BRIEF: The records below hold pictures; please leave those out and retype the rest exactly.

RECORDS:
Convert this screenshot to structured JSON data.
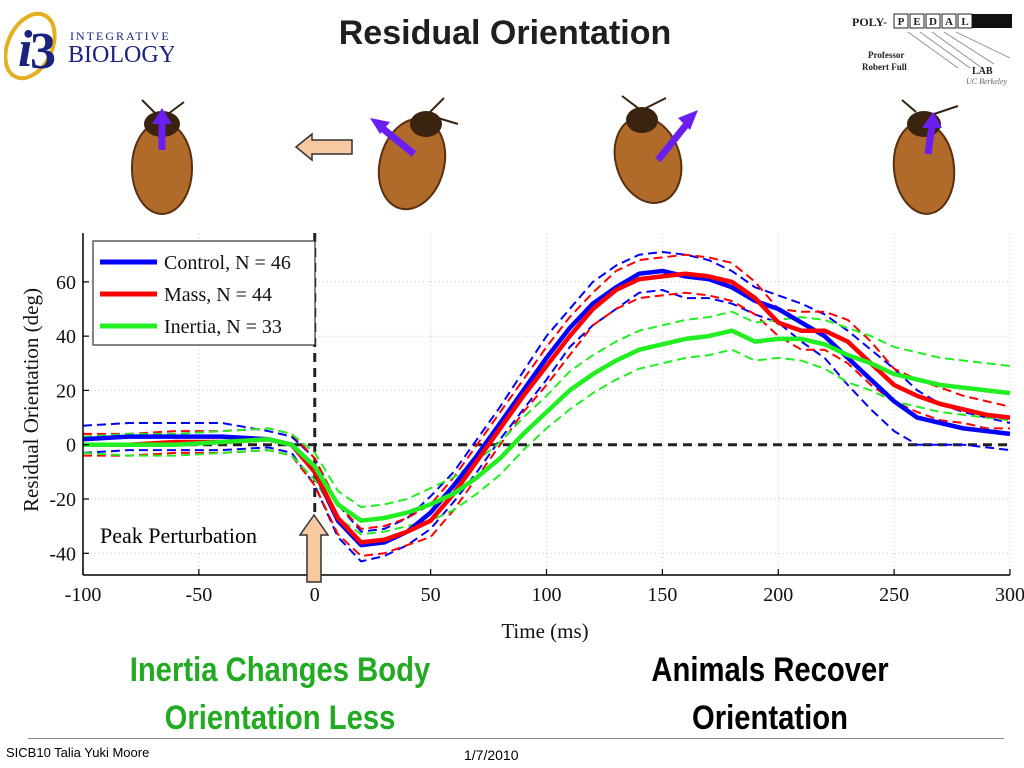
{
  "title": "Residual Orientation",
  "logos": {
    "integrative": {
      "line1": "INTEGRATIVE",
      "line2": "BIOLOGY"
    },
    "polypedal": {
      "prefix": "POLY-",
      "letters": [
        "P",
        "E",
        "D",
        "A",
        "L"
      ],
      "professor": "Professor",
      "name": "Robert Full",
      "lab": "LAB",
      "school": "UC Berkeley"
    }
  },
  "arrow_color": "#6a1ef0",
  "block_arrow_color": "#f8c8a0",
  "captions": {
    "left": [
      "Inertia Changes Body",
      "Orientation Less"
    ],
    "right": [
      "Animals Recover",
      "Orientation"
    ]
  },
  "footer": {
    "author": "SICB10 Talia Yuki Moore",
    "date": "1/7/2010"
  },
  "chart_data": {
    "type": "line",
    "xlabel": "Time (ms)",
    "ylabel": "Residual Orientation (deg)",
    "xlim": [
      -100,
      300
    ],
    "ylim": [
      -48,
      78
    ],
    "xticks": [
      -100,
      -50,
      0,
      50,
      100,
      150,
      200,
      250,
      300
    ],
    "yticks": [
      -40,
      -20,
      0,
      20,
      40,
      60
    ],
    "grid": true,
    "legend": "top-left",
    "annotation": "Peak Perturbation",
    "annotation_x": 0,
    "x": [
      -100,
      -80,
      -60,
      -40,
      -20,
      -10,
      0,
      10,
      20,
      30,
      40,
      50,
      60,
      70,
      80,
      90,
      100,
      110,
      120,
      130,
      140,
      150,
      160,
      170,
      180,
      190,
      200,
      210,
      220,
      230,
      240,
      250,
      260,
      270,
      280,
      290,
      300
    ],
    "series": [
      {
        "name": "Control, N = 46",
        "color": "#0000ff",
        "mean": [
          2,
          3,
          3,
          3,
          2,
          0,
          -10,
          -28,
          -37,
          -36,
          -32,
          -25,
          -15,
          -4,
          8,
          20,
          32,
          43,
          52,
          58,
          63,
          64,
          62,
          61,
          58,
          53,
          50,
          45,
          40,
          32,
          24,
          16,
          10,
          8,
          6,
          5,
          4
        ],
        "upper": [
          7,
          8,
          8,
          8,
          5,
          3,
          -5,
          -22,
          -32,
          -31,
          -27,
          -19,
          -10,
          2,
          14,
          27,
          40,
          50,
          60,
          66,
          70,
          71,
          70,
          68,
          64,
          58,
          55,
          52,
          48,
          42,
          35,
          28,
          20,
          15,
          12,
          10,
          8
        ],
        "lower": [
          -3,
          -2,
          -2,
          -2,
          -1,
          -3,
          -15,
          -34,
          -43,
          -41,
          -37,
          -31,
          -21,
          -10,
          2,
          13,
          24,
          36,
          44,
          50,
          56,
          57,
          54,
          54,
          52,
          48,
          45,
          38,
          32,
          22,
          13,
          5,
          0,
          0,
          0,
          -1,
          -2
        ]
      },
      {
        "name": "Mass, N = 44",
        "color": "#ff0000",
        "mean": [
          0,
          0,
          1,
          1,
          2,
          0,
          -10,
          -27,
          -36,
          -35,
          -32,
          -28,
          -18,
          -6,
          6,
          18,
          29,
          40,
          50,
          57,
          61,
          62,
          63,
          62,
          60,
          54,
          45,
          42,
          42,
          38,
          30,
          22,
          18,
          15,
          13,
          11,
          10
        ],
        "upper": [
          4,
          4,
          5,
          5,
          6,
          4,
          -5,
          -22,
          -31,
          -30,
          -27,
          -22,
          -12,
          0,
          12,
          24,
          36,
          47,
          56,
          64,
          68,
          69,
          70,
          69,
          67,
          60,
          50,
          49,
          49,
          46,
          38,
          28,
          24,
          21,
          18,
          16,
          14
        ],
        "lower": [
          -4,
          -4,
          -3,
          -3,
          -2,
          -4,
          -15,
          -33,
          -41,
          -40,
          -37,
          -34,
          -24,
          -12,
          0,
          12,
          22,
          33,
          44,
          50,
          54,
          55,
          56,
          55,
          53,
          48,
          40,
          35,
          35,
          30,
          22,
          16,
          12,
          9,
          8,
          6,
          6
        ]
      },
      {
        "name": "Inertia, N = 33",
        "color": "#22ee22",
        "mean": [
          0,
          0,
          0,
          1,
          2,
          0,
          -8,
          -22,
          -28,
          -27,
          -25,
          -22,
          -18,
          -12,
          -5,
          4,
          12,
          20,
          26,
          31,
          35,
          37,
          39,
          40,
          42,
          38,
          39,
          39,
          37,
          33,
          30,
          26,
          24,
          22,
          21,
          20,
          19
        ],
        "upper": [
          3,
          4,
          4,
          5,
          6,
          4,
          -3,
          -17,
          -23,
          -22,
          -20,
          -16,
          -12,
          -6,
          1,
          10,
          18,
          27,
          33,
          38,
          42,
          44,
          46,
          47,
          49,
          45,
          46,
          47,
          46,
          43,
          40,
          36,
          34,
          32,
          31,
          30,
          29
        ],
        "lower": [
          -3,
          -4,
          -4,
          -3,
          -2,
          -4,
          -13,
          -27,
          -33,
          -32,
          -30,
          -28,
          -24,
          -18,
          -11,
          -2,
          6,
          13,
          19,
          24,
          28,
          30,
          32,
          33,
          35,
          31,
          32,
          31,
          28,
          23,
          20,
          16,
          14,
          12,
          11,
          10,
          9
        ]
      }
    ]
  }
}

FINAL ANSWER:
Convert this screenshot to structured JSON data.
{
  "title": "Residual Orientation",
  "logos": {
    "integrative": {
      "line1": "INTEGRATIVE",
      "line2": "BIOLOGY"
    },
    "polypedal": {
      "prefix": "POLY-",
      "letters": [
        "P",
        "E",
        "D",
        "A",
        "L"
      ],
      "professor": "Professor",
      "name": "Robert Full",
      "lab": "LAB",
      "school": "UC Berkeley"
    }
  },
  "arrow_color": "#6a1ef0",
  "block_arrow_color": "#f8c8a0",
  "captions": {
    "left": [
      "Inertia Changes Body",
      "Orientation Less"
    ],
    "right": [
      "Animals Recover",
      "Orientation"
    ]
  },
  "footer": {
    "author": "SICB10 Talia Yuki Moore",
    "date": "1/7/2010"
  },
  "chart_data": {
    "type": "line",
    "xlabel": "Time (ms)",
    "ylabel": "Residual Orientation (deg)",
    "xlim": [
      -100,
      300
    ],
    "ylim": [
      -48,
      78
    ],
    "xticks": [
      -100,
      -50,
      0,
      50,
      100,
      150,
      200,
      250,
      300
    ],
    "yticks": [
      -40,
      -20,
      0,
      20,
      40,
      60
    ],
    "grid": true,
    "legend": "top-left",
    "annotation": "Peak Perturbation",
    "annotation_x": 0,
    "x": [
      -100,
      -80,
      -60,
      -40,
      -20,
      -10,
      0,
      10,
      20,
      30,
      40,
      50,
      60,
      70,
      80,
      90,
      100,
      110,
      120,
      130,
      140,
      150,
      160,
      170,
      180,
      190,
      200,
      210,
      220,
      230,
      240,
      250,
      260,
      270,
      280,
      290,
      300
    ],
    "series": [
      {
        "name": "Control, N = 46",
        "color": "#0000ff",
        "mean": [
          2,
          3,
          3,
          3,
          2,
          0,
          -10,
          -28,
          -37,
          -36,
          -32,
          -25,
          -15,
          -4,
          8,
          20,
          32,
          43,
          52,
          58,
          63,
          64,
          62,
          61,
          58,
          53,
          50,
          45,
          40,
          32,
          24,
          16,
          10,
          8,
          6,
          5,
          4
        ],
        "upper": [
          7,
          8,
          8,
          8,
          5,
          3,
          -5,
          -22,
          -32,
          -31,
          -27,
          -19,
          -10,
          2,
          14,
          27,
          40,
          50,
          60,
          66,
          70,
          71,
          70,
          68,
          64,
          58,
          55,
          52,
          48,
          42,
          35,
          28,
          20,
          15,
          12,
          10,
          8
        ],
        "lower": [
          -3,
          -2,
          -2,
          -2,
          -1,
          -3,
          -15,
          -34,
          -43,
          -41,
          -37,
          -31,
          -21,
          -10,
          2,
          13,
          24,
          36,
          44,
          50,
          56,
          57,
          54,
          54,
          52,
          48,
          45,
          38,
          32,
          22,
          13,
          5,
          0,
          0,
          0,
          -1,
          -2
        ]
      },
      {
        "name": "Mass, N = 44",
        "color": "#ff0000",
        "mean": [
          0,
          0,
          1,
          1,
          2,
          0,
          -10,
          -27,
          -36,
          -35,
          -32,
          -28,
          -18,
          -6,
          6,
          18,
          29,
          40,
          50,
          57,
          61,
          62,
          63,
          62,
          60,
          54,
          45,
          42,
          42,
          38,
          30,
          22,
          18,
          15,
          13,
          11,
          10
        ],
        "upper": [
          4,
          4,
          5,
          5,
          6,
          4,
          -5,
          -22,
          -31,
          -30,
          -27,
          -22,
          -12,
          0,
          12,
          24,
          36,
          47,
          56,
          64,
          68,
          69,
          70,
          69,
          67,
          60,
          50,
          49,
          49,
          46,
          38,
          28,
          24,
          21,
          18,
          16,
          14
        ],
        "lower": [
          -4,
          -4,
          -3,
          -3,
          -2,
          -4,
          -15,
          -33,
          -41,
          -40,
          -37,
          -34,
          -24,
          -12,
          0,
          12,
          22,
          33,
          44,
          50,
          54,
          55,
          56,
          55,
          53,
          48,
          40,
          35,
          35,
          30,
          22,
          16,
          12,
          9,
          8,
          6,
          6
        ]
      },
      {
        "name": "Inertia, N = 33",
        "color": "#22ee22",
        "mean": [
          0,
          0,
          0,
          1,
          2,
          0,
          -8,
          -22,
          -28,
          -27,
          -25,
          -22,
          -18,
          -12,
          -5,
          4,
          12,
          20,
          26,
          31,
          35,
          37,
          39,
          40,
          42,
          38,
          39,
          39,
          37,
          33,
          30,
          26,
          24,
          22,
          21,
          20,
          19
        ],
        "upper": [
          3,
          4,
          4,
          5,
          6,
          4,
          -3,
          -17,
          -23,
          -22,
          -20,
          -16,
          -12,
          -6,
          1,
          10,
          18,
          27,
          33,
          38,
          42,
          44,
          46,
          47,
          49,
          45,
          46,
          47,
          46,
          43,
          40,
          36,
          34,
          32,
          31,
          30,
          29
        ],
        "lower": [
          -3,
          -4,
          -4,
          -3,
          -2,
          -4,
          -13,
          -27,
          -33,
          -32,
          -30,
          -28,
          -24,
          -18,
          -11,
          -2,
          6,
          13,
          19,
          24,
          28,
          30,
          32,
          33,
          35,
          31,
          32,
          31,
          28,
          23,
          20,
          16,
          14,
          12,
          11,
          10,
          9
        ]
      }
    ]
  }
}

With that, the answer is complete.